### Data for this exercise

=====

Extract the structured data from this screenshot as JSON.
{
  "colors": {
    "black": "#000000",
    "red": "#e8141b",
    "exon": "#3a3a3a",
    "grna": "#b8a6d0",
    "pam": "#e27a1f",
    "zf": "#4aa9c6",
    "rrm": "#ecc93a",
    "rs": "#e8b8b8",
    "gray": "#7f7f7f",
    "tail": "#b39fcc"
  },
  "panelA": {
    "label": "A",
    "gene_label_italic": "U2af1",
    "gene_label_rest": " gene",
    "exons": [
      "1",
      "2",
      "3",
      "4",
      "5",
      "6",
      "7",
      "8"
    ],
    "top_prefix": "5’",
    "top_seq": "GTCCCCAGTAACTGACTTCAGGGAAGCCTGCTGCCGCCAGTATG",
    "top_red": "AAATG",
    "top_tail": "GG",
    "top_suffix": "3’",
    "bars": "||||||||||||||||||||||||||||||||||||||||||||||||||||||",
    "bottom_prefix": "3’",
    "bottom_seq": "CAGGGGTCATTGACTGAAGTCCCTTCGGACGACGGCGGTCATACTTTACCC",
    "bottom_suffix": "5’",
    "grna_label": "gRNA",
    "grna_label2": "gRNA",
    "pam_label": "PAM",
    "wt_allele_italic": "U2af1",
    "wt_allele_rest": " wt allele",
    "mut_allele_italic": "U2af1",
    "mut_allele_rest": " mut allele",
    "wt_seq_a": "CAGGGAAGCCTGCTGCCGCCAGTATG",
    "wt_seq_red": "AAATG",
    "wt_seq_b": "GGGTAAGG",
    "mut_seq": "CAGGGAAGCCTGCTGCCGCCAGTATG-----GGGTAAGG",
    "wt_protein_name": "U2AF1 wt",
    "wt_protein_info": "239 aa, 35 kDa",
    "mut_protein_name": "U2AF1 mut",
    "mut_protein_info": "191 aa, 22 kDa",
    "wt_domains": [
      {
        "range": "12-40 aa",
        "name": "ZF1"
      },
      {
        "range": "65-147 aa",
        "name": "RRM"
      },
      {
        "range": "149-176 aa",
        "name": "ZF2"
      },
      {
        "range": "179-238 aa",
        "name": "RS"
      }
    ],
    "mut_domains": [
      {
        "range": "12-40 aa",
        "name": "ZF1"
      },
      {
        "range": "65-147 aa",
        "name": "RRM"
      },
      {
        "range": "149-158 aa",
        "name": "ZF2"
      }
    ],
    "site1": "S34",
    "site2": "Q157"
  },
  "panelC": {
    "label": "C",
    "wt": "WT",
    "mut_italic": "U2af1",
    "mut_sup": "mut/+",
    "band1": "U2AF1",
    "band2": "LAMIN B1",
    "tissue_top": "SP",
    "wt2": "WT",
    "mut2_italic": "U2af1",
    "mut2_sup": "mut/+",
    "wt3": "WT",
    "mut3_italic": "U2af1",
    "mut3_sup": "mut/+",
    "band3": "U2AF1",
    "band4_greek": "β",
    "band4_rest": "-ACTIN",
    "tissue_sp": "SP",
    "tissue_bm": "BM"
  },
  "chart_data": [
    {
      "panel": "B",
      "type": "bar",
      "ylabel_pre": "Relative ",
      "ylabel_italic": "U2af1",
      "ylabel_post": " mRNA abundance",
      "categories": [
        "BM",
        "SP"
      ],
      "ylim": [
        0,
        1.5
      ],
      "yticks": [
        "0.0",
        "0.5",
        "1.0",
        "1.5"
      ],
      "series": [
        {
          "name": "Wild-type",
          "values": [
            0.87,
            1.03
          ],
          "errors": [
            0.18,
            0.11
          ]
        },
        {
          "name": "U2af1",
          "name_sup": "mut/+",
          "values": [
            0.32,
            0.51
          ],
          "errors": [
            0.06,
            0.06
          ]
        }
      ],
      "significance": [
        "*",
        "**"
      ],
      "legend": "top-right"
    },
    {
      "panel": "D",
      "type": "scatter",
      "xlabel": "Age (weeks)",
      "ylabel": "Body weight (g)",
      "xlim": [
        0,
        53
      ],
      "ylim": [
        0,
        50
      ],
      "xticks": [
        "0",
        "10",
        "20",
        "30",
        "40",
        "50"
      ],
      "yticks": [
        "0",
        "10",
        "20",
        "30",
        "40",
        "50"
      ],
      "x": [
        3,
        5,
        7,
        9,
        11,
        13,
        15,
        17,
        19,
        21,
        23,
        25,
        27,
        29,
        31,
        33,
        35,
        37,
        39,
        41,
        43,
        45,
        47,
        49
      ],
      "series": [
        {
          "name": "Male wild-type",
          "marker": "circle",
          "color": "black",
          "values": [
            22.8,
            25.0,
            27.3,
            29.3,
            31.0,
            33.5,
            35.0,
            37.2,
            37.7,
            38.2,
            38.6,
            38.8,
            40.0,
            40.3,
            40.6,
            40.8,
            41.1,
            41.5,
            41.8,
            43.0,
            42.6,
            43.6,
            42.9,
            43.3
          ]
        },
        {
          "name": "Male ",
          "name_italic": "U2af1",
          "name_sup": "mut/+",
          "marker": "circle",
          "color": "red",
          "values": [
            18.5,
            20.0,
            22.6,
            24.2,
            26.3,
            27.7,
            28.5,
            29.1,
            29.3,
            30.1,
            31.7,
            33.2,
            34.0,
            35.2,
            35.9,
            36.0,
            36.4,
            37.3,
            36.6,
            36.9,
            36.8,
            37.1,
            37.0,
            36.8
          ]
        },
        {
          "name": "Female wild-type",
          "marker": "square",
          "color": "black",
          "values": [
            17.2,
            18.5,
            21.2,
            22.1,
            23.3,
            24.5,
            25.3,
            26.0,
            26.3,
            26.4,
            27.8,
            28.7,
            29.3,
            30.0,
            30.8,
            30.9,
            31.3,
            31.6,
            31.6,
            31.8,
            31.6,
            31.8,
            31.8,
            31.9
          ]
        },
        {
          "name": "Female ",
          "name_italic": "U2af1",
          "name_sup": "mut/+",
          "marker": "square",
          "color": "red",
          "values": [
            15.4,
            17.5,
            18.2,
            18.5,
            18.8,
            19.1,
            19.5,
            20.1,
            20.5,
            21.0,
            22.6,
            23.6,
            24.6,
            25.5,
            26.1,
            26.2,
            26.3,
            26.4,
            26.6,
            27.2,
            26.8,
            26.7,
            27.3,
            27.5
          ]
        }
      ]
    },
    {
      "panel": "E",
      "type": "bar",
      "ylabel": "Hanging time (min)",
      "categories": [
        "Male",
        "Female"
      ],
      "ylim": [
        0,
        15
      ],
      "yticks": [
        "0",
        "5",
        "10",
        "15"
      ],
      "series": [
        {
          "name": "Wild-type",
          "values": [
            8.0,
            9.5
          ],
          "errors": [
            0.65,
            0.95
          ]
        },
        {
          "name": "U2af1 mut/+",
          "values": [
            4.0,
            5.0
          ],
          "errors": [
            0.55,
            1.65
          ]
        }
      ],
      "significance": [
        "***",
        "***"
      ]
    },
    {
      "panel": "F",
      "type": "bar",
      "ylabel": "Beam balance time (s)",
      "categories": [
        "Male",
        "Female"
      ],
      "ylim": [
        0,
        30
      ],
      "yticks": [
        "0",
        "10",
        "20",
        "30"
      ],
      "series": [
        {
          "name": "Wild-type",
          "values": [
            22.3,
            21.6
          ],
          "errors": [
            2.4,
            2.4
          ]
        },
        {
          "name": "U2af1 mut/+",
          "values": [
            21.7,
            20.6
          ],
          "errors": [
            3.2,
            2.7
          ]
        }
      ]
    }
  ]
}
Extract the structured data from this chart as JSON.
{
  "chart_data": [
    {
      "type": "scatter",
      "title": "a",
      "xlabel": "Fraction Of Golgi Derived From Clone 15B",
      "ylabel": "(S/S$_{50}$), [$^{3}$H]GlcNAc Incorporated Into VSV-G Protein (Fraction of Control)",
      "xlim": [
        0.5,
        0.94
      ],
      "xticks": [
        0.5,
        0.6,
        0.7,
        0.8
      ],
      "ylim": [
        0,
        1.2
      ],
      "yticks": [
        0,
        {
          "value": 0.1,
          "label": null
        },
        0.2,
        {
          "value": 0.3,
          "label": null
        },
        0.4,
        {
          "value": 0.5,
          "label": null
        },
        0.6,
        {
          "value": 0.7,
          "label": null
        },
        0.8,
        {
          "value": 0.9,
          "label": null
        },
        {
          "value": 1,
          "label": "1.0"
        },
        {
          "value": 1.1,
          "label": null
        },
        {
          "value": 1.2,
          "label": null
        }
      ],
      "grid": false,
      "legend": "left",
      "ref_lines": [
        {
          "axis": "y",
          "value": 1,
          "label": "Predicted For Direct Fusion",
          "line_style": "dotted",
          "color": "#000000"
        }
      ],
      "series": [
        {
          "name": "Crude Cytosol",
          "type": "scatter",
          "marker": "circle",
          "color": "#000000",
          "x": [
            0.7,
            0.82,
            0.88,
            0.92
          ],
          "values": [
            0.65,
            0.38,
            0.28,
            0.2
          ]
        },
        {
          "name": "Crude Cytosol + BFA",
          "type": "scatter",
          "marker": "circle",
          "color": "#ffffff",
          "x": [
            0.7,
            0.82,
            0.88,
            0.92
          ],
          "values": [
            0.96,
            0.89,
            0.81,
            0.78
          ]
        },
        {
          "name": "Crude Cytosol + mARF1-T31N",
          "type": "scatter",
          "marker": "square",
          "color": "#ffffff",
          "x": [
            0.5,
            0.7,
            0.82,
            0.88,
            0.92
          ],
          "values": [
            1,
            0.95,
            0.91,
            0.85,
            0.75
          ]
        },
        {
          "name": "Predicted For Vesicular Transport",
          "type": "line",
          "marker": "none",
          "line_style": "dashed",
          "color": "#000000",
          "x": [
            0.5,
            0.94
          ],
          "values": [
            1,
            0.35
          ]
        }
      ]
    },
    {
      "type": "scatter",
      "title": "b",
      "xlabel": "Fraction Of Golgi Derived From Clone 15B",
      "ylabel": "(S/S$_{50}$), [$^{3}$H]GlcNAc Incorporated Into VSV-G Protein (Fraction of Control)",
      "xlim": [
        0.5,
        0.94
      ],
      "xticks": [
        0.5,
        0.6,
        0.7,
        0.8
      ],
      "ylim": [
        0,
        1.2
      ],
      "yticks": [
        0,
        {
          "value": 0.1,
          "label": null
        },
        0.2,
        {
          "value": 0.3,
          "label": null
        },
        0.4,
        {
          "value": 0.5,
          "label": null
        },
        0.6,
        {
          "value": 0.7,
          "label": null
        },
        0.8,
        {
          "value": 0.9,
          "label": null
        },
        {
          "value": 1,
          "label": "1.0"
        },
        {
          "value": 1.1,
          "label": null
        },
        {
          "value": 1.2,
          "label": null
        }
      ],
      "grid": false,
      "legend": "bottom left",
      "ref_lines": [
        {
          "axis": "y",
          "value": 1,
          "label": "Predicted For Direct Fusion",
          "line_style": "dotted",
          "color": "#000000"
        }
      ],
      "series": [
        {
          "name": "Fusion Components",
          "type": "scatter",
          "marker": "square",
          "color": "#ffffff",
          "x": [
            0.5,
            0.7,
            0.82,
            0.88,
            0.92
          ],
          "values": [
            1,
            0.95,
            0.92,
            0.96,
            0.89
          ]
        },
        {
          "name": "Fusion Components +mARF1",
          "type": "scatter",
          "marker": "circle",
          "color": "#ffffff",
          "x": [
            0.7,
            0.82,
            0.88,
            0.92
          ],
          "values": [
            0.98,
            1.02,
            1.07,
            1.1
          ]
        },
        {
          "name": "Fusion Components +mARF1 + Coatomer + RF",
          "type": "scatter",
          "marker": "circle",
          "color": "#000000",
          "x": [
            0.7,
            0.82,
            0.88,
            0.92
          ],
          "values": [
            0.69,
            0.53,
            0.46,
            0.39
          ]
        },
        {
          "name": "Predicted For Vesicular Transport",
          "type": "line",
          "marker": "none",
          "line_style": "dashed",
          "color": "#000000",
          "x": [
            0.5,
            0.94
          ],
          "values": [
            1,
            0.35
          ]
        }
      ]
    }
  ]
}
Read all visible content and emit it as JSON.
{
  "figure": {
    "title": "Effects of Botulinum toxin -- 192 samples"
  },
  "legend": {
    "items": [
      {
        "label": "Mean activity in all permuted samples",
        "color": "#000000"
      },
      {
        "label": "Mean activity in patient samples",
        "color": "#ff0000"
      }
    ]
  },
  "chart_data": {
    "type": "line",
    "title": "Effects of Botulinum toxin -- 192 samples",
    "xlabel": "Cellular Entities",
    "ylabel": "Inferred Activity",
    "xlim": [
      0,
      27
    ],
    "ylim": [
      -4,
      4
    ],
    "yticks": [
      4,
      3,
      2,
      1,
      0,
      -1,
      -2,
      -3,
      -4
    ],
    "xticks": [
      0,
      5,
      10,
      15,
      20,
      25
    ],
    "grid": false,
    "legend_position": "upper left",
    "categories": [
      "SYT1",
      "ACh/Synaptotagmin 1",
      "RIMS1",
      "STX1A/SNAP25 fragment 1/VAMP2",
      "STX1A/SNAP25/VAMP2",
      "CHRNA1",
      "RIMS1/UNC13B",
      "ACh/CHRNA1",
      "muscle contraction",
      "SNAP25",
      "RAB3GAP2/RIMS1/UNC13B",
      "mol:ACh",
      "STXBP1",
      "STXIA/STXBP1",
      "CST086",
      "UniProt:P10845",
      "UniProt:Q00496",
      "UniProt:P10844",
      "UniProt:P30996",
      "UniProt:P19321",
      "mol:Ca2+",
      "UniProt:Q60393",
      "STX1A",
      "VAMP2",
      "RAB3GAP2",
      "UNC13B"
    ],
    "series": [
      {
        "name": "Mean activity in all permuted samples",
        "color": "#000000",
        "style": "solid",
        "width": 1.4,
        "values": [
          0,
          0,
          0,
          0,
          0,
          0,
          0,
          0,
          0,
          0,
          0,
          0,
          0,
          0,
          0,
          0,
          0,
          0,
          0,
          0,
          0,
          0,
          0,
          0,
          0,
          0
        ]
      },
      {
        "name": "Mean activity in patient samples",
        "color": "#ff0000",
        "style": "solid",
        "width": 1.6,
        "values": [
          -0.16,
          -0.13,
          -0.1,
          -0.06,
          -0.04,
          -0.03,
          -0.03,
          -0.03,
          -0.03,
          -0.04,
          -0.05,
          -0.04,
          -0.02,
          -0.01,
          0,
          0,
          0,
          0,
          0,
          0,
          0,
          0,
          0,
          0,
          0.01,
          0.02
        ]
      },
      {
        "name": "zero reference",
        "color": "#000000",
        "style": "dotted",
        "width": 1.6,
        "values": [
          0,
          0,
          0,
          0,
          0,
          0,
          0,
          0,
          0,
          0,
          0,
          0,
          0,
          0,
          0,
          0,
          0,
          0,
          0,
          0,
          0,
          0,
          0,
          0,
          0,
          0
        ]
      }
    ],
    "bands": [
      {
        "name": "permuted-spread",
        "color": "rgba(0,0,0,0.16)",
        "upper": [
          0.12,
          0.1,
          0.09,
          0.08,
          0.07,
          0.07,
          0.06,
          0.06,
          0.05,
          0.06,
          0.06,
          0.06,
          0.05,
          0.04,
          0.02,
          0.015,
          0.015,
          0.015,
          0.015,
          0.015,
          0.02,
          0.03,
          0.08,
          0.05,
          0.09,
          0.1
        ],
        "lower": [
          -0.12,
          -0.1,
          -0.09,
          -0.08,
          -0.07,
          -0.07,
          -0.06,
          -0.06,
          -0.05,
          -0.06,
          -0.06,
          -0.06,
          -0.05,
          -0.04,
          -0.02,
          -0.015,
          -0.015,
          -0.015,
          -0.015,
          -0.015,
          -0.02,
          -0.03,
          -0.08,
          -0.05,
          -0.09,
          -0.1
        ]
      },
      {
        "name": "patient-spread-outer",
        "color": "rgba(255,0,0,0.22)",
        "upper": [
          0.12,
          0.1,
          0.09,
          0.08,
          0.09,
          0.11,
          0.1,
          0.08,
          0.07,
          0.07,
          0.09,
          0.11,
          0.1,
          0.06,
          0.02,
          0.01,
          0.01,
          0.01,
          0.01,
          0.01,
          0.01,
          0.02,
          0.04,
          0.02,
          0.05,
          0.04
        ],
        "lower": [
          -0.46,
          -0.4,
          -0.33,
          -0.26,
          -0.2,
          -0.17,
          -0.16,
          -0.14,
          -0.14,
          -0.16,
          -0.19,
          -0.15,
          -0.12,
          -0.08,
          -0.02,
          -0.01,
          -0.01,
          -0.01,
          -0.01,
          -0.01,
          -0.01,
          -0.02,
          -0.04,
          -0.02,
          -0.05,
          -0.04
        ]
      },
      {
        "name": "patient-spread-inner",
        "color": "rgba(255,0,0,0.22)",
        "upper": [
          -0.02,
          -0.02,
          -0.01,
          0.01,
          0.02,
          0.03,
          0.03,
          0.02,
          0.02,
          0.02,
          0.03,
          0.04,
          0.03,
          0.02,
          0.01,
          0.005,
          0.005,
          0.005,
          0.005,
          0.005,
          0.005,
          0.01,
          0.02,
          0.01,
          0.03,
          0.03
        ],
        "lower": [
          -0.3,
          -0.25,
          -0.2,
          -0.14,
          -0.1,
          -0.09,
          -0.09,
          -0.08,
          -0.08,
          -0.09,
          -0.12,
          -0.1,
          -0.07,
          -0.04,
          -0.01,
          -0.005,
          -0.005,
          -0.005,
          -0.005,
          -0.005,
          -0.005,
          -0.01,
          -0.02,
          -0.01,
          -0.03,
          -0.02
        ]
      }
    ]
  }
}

=====

State how many lines in the material above hold the word "Fusion". Add nothing else.

5